Start of Supplied material
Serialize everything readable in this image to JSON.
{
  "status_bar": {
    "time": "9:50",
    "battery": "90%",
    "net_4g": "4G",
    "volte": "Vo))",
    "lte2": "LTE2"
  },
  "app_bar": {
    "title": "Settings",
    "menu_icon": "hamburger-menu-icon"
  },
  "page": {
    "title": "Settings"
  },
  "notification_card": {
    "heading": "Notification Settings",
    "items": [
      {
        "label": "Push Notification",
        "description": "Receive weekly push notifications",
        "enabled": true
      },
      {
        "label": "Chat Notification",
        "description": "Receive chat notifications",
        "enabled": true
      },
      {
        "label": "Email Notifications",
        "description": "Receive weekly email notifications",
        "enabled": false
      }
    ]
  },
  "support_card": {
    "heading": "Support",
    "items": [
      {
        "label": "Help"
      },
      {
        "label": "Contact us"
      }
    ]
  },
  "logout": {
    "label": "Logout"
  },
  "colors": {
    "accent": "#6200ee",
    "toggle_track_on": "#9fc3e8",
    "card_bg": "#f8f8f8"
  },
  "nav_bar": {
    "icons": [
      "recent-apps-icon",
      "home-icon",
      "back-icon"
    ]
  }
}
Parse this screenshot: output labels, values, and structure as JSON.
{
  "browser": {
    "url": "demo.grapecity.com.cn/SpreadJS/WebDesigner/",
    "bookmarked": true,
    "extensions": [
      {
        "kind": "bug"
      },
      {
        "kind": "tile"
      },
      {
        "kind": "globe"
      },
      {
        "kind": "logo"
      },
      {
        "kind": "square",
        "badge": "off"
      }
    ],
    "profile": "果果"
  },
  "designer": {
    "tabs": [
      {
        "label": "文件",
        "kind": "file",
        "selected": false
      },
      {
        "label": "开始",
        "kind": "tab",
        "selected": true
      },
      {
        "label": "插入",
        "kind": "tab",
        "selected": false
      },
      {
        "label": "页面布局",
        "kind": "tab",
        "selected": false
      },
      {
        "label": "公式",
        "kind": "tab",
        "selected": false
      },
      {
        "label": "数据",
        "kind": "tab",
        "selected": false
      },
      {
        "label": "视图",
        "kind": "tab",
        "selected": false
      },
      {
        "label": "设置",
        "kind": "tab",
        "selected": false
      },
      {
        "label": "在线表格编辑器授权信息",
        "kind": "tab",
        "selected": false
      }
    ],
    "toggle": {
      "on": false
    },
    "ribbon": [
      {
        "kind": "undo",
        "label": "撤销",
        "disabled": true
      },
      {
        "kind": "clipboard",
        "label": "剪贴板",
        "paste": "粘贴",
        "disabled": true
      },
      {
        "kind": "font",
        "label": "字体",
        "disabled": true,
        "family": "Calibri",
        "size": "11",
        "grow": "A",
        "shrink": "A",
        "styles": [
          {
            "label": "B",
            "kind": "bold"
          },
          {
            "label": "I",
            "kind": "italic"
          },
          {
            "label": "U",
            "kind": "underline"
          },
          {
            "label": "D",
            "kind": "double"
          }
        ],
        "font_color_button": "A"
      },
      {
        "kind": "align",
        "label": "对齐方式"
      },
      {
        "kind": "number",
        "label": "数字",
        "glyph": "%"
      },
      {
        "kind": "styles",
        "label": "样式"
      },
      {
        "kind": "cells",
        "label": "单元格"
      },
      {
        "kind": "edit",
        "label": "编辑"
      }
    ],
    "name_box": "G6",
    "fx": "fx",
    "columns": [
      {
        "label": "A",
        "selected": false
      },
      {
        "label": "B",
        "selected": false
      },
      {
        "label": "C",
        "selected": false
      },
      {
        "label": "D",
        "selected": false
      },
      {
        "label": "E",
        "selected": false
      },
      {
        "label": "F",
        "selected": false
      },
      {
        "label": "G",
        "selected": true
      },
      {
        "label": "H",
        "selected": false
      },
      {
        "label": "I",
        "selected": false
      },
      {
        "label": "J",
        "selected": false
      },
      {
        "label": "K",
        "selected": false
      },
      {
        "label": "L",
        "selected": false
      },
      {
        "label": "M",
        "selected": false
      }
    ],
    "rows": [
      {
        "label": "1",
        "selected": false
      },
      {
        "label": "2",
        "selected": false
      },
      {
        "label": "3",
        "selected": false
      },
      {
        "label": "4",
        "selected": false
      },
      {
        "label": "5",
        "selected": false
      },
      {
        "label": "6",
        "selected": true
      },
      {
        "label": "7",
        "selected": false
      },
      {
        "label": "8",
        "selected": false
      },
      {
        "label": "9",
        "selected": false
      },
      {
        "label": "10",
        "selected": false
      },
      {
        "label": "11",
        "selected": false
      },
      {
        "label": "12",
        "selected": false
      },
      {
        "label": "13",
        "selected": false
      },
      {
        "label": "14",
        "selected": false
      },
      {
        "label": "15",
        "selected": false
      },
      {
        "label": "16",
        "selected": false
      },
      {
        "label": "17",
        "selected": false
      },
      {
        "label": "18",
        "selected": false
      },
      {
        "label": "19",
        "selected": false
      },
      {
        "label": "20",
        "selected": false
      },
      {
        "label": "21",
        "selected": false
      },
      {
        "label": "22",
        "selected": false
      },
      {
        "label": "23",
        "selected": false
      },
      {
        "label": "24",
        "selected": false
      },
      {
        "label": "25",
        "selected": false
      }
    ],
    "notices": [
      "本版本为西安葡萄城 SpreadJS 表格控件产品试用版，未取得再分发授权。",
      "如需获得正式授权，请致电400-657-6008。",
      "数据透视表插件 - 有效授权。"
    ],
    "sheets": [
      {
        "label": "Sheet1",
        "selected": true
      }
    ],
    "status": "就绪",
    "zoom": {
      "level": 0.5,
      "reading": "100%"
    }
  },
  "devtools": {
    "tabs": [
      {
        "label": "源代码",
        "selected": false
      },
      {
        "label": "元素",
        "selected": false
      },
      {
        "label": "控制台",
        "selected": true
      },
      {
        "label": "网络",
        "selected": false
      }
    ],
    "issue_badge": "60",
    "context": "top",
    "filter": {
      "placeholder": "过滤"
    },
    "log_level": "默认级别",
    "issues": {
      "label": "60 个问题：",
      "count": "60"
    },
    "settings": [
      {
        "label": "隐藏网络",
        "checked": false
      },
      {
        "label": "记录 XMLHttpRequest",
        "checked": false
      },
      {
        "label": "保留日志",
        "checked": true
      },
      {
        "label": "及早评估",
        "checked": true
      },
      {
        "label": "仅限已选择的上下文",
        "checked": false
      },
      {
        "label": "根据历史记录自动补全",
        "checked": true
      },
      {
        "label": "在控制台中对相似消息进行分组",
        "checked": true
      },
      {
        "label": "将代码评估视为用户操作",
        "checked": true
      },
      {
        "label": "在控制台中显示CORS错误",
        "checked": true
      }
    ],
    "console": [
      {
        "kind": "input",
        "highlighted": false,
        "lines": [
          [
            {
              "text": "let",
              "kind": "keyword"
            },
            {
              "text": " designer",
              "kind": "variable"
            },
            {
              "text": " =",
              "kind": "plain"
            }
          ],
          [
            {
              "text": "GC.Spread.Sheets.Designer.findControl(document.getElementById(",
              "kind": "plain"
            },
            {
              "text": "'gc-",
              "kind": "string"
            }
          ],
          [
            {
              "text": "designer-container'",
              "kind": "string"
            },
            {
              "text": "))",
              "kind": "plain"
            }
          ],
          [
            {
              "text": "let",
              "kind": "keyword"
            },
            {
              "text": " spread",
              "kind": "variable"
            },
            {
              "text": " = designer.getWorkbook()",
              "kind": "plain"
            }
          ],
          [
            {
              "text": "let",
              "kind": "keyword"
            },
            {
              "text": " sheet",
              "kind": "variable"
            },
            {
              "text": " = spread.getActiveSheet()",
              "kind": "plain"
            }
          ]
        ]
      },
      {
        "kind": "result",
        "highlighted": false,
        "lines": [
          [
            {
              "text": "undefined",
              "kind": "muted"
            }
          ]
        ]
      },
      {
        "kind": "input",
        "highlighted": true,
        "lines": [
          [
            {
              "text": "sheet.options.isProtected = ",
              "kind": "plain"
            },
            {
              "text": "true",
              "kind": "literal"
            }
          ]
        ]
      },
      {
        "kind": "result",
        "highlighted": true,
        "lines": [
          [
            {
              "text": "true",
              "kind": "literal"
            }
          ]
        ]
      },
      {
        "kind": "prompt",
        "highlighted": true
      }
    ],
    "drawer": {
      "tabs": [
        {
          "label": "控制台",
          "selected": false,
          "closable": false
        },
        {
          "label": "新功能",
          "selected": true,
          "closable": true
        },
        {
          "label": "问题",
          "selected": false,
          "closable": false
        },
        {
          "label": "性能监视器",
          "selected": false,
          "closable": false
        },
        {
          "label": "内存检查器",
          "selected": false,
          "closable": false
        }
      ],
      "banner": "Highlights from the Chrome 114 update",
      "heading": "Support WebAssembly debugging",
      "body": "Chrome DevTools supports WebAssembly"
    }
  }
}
End of Supplied material
> **What is asked**: How many lines in the records above contain the word "heading"? Give only the number.

> **Expected answer**: 3